>> START Data excerpts

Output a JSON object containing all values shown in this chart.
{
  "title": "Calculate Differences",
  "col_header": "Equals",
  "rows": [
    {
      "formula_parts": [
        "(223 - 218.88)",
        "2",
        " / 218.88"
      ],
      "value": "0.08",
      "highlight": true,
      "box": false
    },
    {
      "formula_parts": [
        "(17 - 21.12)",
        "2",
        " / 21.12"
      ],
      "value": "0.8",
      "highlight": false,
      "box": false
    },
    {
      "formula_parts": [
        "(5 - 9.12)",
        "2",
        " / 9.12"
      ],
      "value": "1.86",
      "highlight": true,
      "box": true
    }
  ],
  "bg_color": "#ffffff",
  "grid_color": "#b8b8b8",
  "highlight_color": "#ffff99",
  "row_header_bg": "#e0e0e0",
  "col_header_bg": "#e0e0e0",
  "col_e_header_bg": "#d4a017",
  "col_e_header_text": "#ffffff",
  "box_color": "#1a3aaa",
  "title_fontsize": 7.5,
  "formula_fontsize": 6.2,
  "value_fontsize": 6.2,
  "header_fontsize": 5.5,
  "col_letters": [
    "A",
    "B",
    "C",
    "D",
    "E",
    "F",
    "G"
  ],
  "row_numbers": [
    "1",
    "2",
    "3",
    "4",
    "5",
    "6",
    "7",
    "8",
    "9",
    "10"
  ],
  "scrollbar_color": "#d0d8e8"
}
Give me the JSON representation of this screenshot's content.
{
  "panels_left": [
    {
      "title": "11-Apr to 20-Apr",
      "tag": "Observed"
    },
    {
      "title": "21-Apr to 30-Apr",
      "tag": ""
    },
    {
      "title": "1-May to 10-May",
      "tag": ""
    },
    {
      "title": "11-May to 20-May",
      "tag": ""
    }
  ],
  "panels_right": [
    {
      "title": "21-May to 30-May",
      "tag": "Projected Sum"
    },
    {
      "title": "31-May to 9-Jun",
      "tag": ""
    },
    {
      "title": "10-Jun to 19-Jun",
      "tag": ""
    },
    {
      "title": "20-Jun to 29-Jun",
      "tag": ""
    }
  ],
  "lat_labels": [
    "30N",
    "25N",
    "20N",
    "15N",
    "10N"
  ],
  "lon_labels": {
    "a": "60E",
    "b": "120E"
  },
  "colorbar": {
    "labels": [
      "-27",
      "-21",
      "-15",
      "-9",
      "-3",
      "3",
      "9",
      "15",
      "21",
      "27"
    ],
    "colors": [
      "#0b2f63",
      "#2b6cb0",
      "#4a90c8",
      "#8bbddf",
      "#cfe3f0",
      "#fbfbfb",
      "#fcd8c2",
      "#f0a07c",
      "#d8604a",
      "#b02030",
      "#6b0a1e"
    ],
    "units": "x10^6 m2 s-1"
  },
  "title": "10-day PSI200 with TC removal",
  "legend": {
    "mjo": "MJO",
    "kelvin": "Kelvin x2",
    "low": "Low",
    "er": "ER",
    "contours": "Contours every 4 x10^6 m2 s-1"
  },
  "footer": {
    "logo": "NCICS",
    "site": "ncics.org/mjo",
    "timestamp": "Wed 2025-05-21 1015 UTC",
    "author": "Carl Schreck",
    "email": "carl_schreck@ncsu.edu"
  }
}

>> END Data excerpts

Make an exact copy of the records.

Task solution
Output a JSON object containing all values shown in this chart.
{
  "title": "Calculate Differences",
  "col_header": "Equals",
  "rows": [
    {
      "formula_parts": [
        "(223 - 218.88)",
        "2",
        " / 218.88"
      ],
      "value": "0.08",
      "highlight": true,
      "box": false
    },
    {
      "formula_parts": [
        "(17 - 21.12)",
        "2",
        " / 21.12"
      ],
      "value": "0.8",
      "highlight": false,
      "box": false
    },
    {
      "formula_parts": [
        "(5 - 9.12)",
        "2",
        " / 9.12"
      ],
      "value": "1.86",
      "highlight": true,
      "box": true
    }
  ],
  "bg_color": "#ffffff",
  "grid_color": "#b8b8b8",
  "highlight_color": "#ffff99",
  "row_header_bg": "#e0e0e0",
  "col_header_bg": "#e0e0e0",
  "col_e_header_bg": "#d4a017",
  "col_e_header_text": "#ffffff",
  "box_color": "#1a3aaa",
  "title_fontsize": 7.5,
  "formula_fontsize": 6.2,
  "value_fontsize": 6.2,
  "header_fontsize": 5.5,
  "col_letters": [
    "A",
    "B",
    "C",
    "D",
    "E",
    "F",
    "G"
  ],
  "row_numbers": [
    "1",
    "2",
    "3",
    "4",
    "5",
    "6",
    "7",
    "8",
    "9",
    "10"
  ],
  "scrollbar_color": "#d0d8e8"
}
Give me the JSON representation of this screenshot's content.
{
  "panels_left": [
    {
      "title": "11-Apr to 20-Apr",
      "tag": "Observed"
    },
    {
      "title": "21-Apr to 30-Apr",
      "tag": ""
    },
    {
      "title": "1-May to 10-May",
      "tag": ""
    },
    {
      "title": "11-May to 20-May",
      "tag": ""
    }
  ],
  "panels_right": [
    {
      "title": "21-May to 30-May",
      "tag": "Projected Sum"
    },
    {
      "title": "31-May to 9-Jun",
      "tag": ""
    },
    {
      "title": "10-Jun to 19-Jun",
      "tag": ""
    },
    {
      "title": "20-Jun to 29-Jun",
      "tag": ""
    }
  ],
  "lat_labels": [
    "30N",
    "25N",
    "20N",
    "15N",
    "10N"
  ],
  "lon_labels": {
    "a": "60E",
    "b": "120E"
  },
  "colorbar": {
    "labels": [
      "-27",
      "-21",
      "-15",
      "-9",
      "-3",
      "3",
      "9",
      "15",
      "21",
      "27"
    ],
    "colors": [
      "#0b2f63",
      "#2b6cb0",
      "#4a90c8",
      "#8bbddf",
      "#cfe3f0",
      "#fbfbfb",
      "#fcd8c2",
      "#f0a07c",
      "#d8604a",
      "#b02030",
      "#6b0a1e"
    ],
    "units": "x10^6 m2 s-1"
  },
  "title": "10-day PSI200 with TC removal",
  "legend": {
    "mjo": "MJO",
    "kelvin": "Kelvin x2",
    "low": "Low",
    "er": "ER",
    "contours": "Contours every 4 x10^6 m2 s-1"
  },
  "footer": {
    "logo": "NCICS",
    "site": "ncics.org/mjo",
    "timestamp": "Wed 2025-05-21 1015 UTC",
    "author": "Carl Schreck",
    "email": "carl_schreck@ncsu.edu"
  }
}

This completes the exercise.